- Task goal -
Skip the pictures. Copy all the rest of the records down exactly.

- Exercise materials -
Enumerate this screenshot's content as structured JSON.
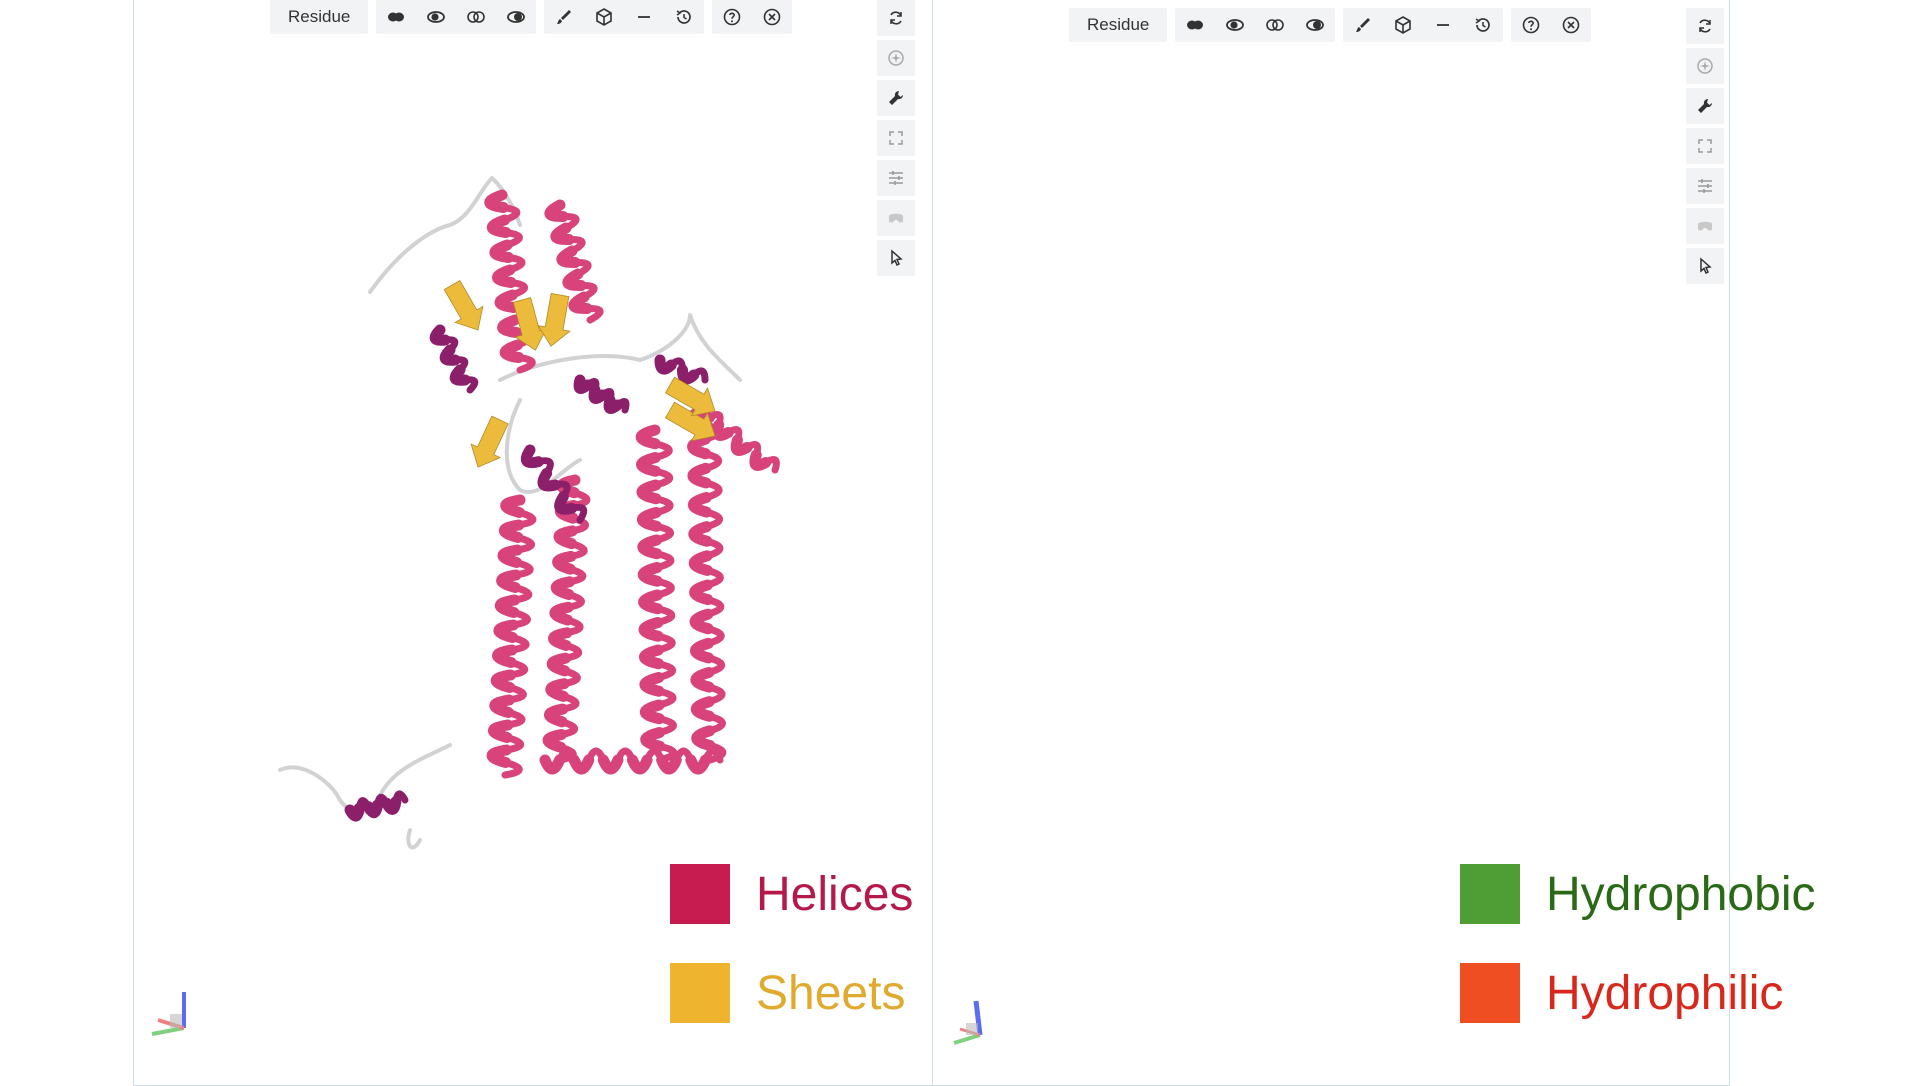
{
  "colors": {
    "helix": "#d7437a",
    "helix_dark": "#8c1f6a",
    "sheet": "#edbb3c",
    "coil": "#d2d2d4",
    "hydrophobic": "#3e8f2d",
    "hydrophobic_light": "#b6d08f",
    "neutral": "#ecd9a4",
    "hydrophilic": "#e2552d",
    "hydrophilic_dark": "#c4132e"
  },
  "left_viewer": {
    "toolbar": {
      "mode_label": "Residue",
      "icons": [
        "cartoon-icon",
        "half-toggle-icon",
        "outline-icon",
        "filled-toggle-icon",
        "brush-icon",
        "cube-icon",
        "minus-icon",
        "history-icon",
        "help-icon",
        "close-icon"
      ]
    },
    "sidebar_icons": [
      "rotate-icon",
      "spin-icon",
      "wrench-icon",
      "fullscreen-icon",
      "sliders-icon",
      "vr-icon",
      "pointer-icon"
    ],
    "legend": [
      {
        "label": "Helices",
        "swatch_color": "#c71c4f",
        "text_color": "#b5194a"
      },
      {
        "label": "Sheets",
        "swatch_color": "#efb42f",
        "text_color": "#e0aa2e"
      }
    ]
  },
  "right_viewer": {
    "toolbar": {
      "mode_label": "Residue",
      "icons": [
        "cartoon-icon",
        "half-toggle-icon",
        "outline-icon",
        "filled-toggle-icon",
        "brush-icon",
        "cube-icon",
        "minus-icon",
        "history-icon",
        "help-icon",
        "close-icon"
      ]
    },
    "sidebar_icons": [
      "rotate-icon",
      "spin-icon",
      "wrench-icon",
      "fullscreen-icon",
      "sliders-icon",
      "vr-icon",
      "pointer-icon"
    ],
    "legend": [
      {
        "label": "Hydrophobic",
        "swatch_color": "#4f9e35",
        "text_color": "#2a6a16"
      },
      {
        "label": "Hydrophilic",
        "swatch_color": "#ee4e22",
        "text_color": "#d8281c"
      }
    ]
  }
}
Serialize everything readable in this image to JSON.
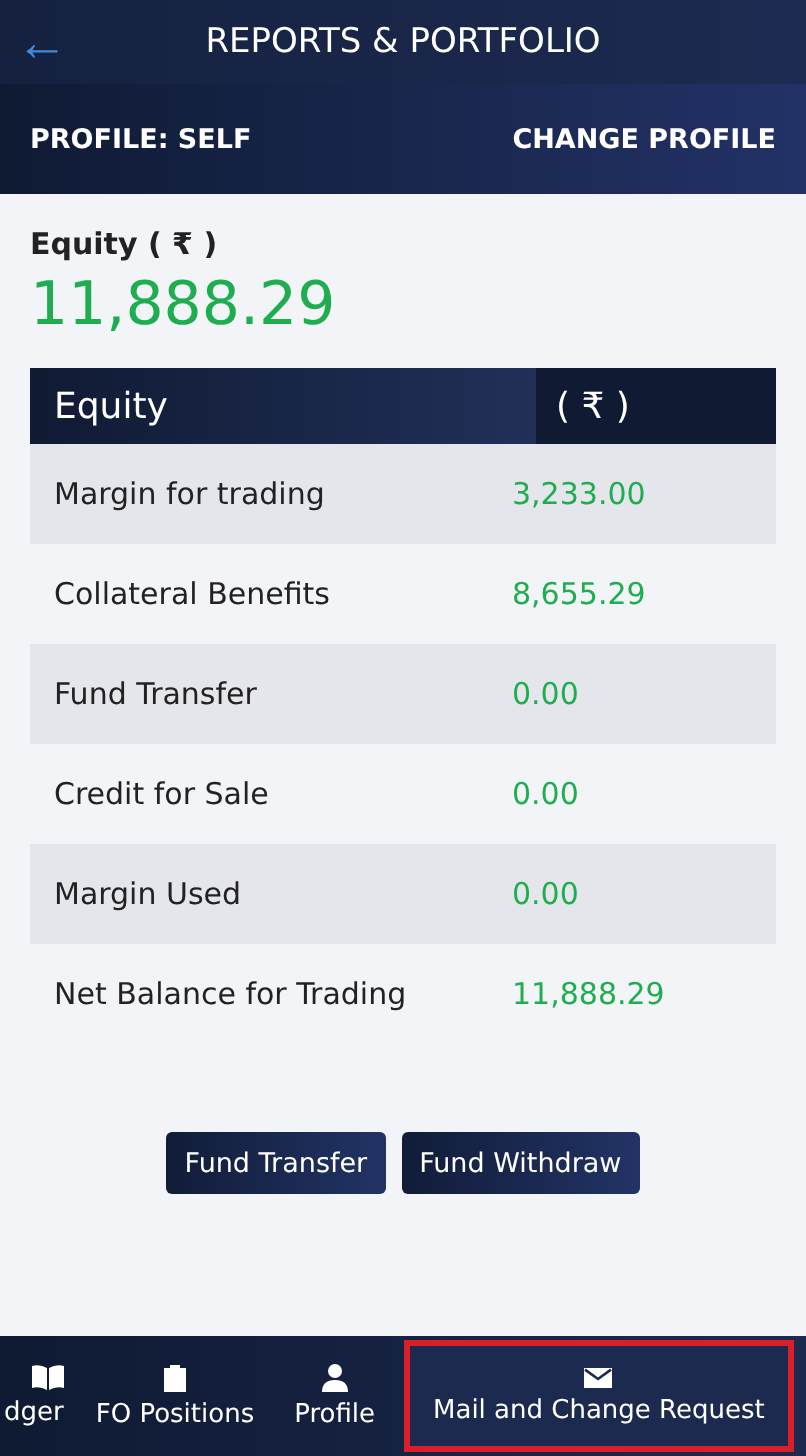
{
  "header": {
    "back": "←",
    "title": "REPORTS & PORTFOLIO"
  },
  "profile_bar": {
    "profile": "PROFILE: SELF",
    "action": "CHANGE PROFILE"
  },
  "summary": {
    "label": "Equity ( ₹ )",
    "value": "11,888.29"
  },
  "table": {
    "columns": [
      "Equity",
      "( ₹ )"
    ],
    "rows": [
      {
        "label": "Margin for trading",
        "value": "3,233.00"
      },
      {
        "label": "Collateral Benefits",
        "value": "8,655.29"
      },
      {
        "label": "Fund Transfer",
        "value": "0.00"
      },
      {
        "label": "Credit for Sale",
        "value": "0.00"
      },
      {
        "label": "Margin Used",
        "value": "0.00"
      },
      {
        "label": "Net Balance for Trading",
        "value": "11,888.29"
      }
    ]
  },
  "buttons": [
    "Fund Transfer",
    "Fund Withdraw"
  ],
  "bottom_nav": [
    {
      "label": "dger",
      "kind": "book",
      "selected": false
    },
    {
      "label": "FO Positions",
      "kind": "clipboard",
      "selected": false
    },
    {
      "label": "Profile",
      "kind": "person",
      "selected": false
    },
    {
      "label": "Mail and Change Request",
      "kind": "mail",
      "selected": true
    }
  ]
}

- Result for this task -
Enumerate this screenshot's content as structured JSON.
{
  "colors": {
    "helix": "#d7437a",
    "helix_dark": "#8c1f6a",
    "sheet": "#edbb3c",
    "coil": "#d2d2d4",
    "hydrophobic": "#3e8f2d",
    "hydrophobic_light": "#b6d08f",
    "neutral": "#ecd9a4",
    "hydrophilic": "#e2552d",
    "hydrophilic_dark": "#c4132e"
  },
  "left_viewer": {
    "toolbar": {
      "mode_label": "Residue",
      "icons": [
        "cartoon-icon",
        "half-toggle-icon",
        "outline-icon",
        "filled-toggle-icon",
        "brush-icon",
        "cube-icon",
        "minus-icon",
        "history-icon",
        "help-icon",
        "close-icon"
      ]
    },
    "sidebar_icons": [
      "rotate-icon",
      "spin-icon",
      "wrench-icon",
      "fullscreen-icon",
      "sliders-icon",
      "vr-icon",
      "pointer-icon"
    ],
    "legend": [
      {
        "label": "Helices",
        "swatch_color": "#c71c4f",
        "text_color": "#b5194a"
      },
      {
        "label": "Sheets",
        "swatch_color": "#efb42f",
        "text_color": "#e0aa2e"
      }
    ]
  },
  "right_viewer": {
    "toolbar": {
      "mode_label": "Residue",
      "icons": [
        "cartoon-icon",
        "half-toggle-icon",
        "outline-icon",
        "filled-toggle-icon",
        "brush-icon",
        "cube-icon",
        "minus-icon",
        "history-icon",
        "help-icon",
        "close-icon"
      ]
    },
    "sidebar_icons": [
      "rotate-icon",
      "spin-icon",
      "wrench-icon",
      "fullscreen-icon",
      "sliders-icon",
      "vr-icon",
      "pointer-icon"
    ],
    "legend": [
      {
        "label": "Hydrophobic",
        "swatch_color": "#4f9e35",
        "text_color": "#2a6a16"
      },
      {
        "label": "Hydrophilic",
        "swatch_color": "#ee4e22",
        "text_color": "#d8281c"
      }
    ]
  }
}
Serialize everything readable in this image to JSON.
{
  "header": {
    "back": "←",
    "title": "REPORTS & PORTFOLIO"
  },
  "profile_bar": {
    "profile": "PROFILE: SELF",
    "action": "CHANGE PROFILE"
  },
  "summary": {
    "label": "Equity ( ₹ )",
    "value": "11,888.29"
  },
  "table": {
    "columns": [
      "Equity",
      "( ₹ )"
    ],
    "rows": [
      {
        "label": "Margin for trading",
        "value": "3,233.00"
      },
      {
        "label": "Collateral Benefits",
        "value": "8,655.29"
      },
      {
        "label": "Fund Transfer",
        "value": "0.00"
      },
      {
        "label": "Credit for Sale",
        "value": "0.00"
      },
      {
        "label": "Margin Used",
        "value": "0.00"
      },
      {
        "label": "Net Balance for Trading",
        "value": "11,888.29"
      }
    ]
  },
  "buttons": [
    "Fund Transfer",
    "Fund Withdraw"
  ],
  "bottom_nav": [
    {
      "label": "dger",
      "kind": "book",
      "selected": false
    },
    {
      "label": "FO Positions",
      "kind": "clipboard",
      "selected": false
    },
    {
      "label": "Profile",
      "kind": "person",
      "selected": false
    },
    {
      "label": "Mail and Change Request",
      "kind": "mail",
      "selected": true
    }
  ]
}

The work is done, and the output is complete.